--- Prompt ---
Wherever a line below holds the word "title", copy that line.

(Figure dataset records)
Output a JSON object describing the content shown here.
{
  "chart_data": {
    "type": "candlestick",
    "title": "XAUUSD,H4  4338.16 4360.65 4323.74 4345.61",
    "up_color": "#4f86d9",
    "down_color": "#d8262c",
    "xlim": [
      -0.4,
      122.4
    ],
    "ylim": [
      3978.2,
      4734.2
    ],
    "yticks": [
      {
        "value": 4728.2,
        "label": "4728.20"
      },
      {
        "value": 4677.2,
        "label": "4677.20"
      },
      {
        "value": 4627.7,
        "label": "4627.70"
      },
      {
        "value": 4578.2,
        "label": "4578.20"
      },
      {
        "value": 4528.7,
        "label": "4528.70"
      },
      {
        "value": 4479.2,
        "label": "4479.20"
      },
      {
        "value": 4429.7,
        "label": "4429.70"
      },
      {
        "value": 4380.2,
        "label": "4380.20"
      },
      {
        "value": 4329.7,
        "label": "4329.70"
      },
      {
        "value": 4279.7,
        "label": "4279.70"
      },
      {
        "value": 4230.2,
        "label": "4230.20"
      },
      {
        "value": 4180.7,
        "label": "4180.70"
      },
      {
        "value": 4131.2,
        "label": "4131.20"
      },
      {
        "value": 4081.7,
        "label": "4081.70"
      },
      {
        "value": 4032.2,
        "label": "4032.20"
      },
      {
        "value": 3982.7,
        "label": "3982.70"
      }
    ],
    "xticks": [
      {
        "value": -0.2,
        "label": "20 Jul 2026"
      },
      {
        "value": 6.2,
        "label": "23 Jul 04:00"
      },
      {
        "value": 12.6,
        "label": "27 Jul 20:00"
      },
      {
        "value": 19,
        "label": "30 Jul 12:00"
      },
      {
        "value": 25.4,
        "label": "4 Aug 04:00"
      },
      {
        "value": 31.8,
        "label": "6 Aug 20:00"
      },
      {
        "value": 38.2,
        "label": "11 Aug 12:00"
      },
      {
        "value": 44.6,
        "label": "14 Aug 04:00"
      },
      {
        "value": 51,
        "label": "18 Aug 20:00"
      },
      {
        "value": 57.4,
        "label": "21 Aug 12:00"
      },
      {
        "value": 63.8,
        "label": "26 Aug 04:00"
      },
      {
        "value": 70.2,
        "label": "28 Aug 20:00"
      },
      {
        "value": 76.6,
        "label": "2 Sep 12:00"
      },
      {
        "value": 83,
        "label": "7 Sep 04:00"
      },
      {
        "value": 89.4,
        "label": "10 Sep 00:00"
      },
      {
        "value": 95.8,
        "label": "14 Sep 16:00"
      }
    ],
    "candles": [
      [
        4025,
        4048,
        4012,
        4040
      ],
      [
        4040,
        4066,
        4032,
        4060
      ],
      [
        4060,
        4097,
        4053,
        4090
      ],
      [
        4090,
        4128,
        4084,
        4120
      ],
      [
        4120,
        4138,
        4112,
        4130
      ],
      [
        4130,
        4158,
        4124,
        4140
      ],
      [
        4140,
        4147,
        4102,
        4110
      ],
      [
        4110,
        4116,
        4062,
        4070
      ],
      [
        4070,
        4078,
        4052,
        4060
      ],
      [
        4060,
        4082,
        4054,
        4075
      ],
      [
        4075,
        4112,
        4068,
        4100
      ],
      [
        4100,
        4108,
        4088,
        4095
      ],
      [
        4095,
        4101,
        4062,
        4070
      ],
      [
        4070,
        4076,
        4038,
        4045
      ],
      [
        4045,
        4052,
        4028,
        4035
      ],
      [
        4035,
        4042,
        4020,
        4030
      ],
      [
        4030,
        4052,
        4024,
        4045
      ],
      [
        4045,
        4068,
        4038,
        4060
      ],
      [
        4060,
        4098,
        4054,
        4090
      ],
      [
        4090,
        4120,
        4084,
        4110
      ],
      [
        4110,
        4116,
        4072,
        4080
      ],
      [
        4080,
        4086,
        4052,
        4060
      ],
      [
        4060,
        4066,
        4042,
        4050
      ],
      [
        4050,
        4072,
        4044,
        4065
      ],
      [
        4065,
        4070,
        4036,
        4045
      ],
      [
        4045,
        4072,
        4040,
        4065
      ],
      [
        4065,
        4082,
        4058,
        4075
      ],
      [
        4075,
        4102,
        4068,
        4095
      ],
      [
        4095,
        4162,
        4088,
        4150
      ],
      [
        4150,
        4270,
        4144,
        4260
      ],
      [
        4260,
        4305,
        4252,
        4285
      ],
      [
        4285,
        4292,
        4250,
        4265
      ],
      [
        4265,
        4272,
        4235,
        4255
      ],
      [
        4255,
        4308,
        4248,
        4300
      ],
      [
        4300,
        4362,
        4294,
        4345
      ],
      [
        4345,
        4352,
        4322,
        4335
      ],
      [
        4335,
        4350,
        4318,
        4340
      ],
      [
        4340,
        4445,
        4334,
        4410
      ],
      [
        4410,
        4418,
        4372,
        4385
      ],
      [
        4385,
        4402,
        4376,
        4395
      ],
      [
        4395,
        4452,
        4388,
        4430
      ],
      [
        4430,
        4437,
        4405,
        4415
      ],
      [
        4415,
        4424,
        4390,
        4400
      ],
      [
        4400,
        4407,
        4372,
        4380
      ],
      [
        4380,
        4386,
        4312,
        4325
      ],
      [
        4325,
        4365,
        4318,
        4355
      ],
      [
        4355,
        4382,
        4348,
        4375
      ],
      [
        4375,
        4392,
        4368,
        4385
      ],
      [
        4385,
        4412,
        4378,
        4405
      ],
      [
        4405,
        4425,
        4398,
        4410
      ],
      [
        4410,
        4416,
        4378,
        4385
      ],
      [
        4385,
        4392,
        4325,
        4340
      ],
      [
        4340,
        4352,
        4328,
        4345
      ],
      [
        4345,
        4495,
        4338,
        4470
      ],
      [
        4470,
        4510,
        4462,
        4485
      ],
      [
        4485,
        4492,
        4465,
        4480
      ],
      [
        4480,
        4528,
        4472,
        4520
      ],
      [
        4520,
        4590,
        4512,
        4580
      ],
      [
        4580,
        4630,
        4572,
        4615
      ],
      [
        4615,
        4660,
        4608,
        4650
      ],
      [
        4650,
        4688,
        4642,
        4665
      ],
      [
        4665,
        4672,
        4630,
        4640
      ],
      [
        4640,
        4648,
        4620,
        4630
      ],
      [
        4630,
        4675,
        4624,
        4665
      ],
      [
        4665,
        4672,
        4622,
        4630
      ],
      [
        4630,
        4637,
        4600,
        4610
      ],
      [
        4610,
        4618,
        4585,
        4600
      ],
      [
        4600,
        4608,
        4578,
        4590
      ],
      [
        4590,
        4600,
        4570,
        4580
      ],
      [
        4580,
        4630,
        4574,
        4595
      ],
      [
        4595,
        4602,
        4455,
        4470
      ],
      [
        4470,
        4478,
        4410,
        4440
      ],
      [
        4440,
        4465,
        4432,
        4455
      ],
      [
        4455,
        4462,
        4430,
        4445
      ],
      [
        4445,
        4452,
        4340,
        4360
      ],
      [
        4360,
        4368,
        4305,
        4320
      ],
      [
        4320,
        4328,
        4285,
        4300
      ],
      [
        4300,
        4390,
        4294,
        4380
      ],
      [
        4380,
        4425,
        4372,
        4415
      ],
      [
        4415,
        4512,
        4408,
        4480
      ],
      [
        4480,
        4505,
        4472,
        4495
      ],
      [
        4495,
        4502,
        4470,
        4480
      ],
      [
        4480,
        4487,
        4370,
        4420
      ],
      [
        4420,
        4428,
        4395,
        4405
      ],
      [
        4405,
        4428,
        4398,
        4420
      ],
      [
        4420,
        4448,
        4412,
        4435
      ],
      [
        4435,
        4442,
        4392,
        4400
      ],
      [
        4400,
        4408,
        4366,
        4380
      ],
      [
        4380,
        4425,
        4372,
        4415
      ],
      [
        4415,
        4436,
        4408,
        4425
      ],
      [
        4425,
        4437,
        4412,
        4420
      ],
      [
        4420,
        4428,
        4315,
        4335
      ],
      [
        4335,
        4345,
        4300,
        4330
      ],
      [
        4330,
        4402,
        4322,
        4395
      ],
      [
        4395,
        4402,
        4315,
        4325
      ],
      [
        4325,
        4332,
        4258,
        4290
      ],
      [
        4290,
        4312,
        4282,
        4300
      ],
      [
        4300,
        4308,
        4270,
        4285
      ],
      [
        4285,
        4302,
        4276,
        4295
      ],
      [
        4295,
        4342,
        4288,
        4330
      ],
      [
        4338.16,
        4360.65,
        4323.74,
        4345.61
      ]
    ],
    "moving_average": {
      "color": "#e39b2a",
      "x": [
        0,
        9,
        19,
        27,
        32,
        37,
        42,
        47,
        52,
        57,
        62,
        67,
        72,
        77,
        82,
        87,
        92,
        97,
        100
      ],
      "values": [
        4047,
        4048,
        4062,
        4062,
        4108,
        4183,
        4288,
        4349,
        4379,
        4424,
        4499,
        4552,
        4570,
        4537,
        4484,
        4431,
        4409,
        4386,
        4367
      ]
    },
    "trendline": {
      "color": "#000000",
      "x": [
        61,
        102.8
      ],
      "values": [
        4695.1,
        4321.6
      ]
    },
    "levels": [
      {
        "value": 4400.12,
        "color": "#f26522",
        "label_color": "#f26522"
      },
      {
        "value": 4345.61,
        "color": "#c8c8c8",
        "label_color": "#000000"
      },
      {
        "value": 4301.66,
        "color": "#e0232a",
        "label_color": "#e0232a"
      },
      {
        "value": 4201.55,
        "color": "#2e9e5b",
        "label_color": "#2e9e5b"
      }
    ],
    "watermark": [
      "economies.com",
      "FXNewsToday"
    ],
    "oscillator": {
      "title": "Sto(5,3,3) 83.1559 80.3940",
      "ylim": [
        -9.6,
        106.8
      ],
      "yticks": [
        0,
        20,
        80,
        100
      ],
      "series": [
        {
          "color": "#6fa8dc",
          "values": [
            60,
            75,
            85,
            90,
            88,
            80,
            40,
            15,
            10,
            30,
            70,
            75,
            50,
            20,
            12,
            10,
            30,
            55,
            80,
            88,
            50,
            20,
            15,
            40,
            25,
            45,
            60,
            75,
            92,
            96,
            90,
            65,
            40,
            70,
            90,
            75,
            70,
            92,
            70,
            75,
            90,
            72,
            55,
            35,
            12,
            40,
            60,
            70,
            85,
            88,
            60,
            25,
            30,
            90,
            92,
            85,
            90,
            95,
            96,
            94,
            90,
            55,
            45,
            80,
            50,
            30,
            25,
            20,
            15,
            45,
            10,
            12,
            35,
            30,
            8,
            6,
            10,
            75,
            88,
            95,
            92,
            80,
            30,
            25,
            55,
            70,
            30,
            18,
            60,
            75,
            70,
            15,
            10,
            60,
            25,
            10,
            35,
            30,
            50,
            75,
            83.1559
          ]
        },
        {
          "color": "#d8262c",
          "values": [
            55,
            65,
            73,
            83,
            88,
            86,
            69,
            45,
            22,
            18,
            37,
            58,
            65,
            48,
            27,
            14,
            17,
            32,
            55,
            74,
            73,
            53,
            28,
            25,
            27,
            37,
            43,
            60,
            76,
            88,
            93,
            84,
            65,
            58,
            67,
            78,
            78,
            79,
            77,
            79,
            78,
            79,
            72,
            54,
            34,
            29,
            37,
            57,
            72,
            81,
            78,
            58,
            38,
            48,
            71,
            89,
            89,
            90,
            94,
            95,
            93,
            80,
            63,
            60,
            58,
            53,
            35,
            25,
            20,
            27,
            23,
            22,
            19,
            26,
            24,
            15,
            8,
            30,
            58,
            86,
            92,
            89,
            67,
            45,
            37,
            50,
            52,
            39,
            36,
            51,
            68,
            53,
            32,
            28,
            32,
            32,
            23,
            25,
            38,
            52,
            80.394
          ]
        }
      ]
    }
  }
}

--- Solution ---
    "title": "XAUUSD,H4  4338.16 4360.65 4323.74 4345.61",
      "title": "Sto(5,3,3) 83.1559 80.3940",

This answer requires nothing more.